Records contained in a dataset »
::::
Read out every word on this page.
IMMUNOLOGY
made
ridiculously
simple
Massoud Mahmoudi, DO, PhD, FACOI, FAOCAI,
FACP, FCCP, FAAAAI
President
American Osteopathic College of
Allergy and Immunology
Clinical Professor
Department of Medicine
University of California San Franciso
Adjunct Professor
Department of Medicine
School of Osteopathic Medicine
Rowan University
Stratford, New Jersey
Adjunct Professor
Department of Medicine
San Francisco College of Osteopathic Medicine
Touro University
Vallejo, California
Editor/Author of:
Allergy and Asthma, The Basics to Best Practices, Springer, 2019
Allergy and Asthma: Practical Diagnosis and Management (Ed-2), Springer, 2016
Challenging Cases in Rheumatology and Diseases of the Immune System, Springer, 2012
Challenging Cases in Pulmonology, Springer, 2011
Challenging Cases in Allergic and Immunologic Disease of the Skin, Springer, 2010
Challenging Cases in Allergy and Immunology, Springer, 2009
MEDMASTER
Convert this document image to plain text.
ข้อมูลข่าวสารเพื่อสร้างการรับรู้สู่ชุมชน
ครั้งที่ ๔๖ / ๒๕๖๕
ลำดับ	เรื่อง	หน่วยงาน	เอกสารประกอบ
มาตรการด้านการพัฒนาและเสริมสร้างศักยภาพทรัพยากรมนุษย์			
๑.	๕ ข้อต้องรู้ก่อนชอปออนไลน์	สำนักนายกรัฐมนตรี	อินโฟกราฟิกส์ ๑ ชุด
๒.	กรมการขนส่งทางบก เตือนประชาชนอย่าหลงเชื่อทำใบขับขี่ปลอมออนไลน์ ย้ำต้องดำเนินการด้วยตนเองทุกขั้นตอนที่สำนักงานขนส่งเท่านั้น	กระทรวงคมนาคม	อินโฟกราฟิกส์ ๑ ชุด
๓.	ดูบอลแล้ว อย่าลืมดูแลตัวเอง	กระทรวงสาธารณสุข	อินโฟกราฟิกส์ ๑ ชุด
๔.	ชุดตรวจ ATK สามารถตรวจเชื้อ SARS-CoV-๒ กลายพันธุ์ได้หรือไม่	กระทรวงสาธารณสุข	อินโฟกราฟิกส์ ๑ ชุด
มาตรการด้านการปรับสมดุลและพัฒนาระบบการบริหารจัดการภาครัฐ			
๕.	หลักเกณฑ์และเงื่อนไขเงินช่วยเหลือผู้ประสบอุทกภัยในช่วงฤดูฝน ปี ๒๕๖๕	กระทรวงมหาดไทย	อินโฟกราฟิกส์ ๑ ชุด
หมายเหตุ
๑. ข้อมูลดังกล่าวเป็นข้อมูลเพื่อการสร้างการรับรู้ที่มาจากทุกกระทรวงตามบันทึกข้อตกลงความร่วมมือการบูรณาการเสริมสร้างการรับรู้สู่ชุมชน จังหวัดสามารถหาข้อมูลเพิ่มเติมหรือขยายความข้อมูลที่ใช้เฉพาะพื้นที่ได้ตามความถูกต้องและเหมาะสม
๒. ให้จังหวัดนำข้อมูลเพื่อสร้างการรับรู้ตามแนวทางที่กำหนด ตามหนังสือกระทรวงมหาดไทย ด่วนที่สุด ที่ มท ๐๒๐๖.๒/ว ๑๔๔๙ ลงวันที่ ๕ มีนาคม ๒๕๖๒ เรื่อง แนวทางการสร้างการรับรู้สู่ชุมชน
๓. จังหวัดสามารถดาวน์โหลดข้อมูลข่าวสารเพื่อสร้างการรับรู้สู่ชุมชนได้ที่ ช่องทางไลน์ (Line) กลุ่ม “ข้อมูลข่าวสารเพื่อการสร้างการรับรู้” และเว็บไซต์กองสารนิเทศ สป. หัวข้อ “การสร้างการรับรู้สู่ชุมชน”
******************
::::
Aim of the task »
Pull every line containing "างการร" out of the records.

Task response »
ข้อมูลข่าวสารเพื่อสร้างการรับรู้สู่ชุมชน
๑. ข้อมูลดังกล่าวเป็นข้อมูลเพื่อการสร้างการรับรู้ที่มาจากทุกกระทรวงตามบันทึกข้อตกลงความร่วมมือการบูรณาการเสริมสร้างการรับรู้สู่ชุมชน จังหวัดสามารถหาข้อมูลเพิ่มเติมหรือขยายความข้อมูลที่ใช้เฉพาะพื้นที่ได้ตามความถูกต้องและเหมาะสม
๒. ให้จังหวัดนำข้อมูลเพื่อสร้างการรับรู้ตามแนวทางที่กำหนด ตามหนังสือกระทรวงมหาดไทย ด่วนที่สุด ที่ มท ๐๒๐๖.๒/ว ๑๔๔๙ ลงวันที่ ๕ มีนาคม ๒๕๖๒ เรื่อง แนวทางการสร้างการรับรู้สู่ชุมชน
๓. จังหวัดสามารถดาวน์โหลดข้อมูลข่าวสารเพื่อสร้างการรับรู้สู่ชุมชนได้ที่ ช่องทางไลน์ (Line) กลุ่ม “ข้อมูลข่าวสารเพื่อการสร้างการรับรู้” และเว็บไซต์กองสารนิเทศ สป. หัวข้อ “การสร้างการรับรู้สู่ชุมชน”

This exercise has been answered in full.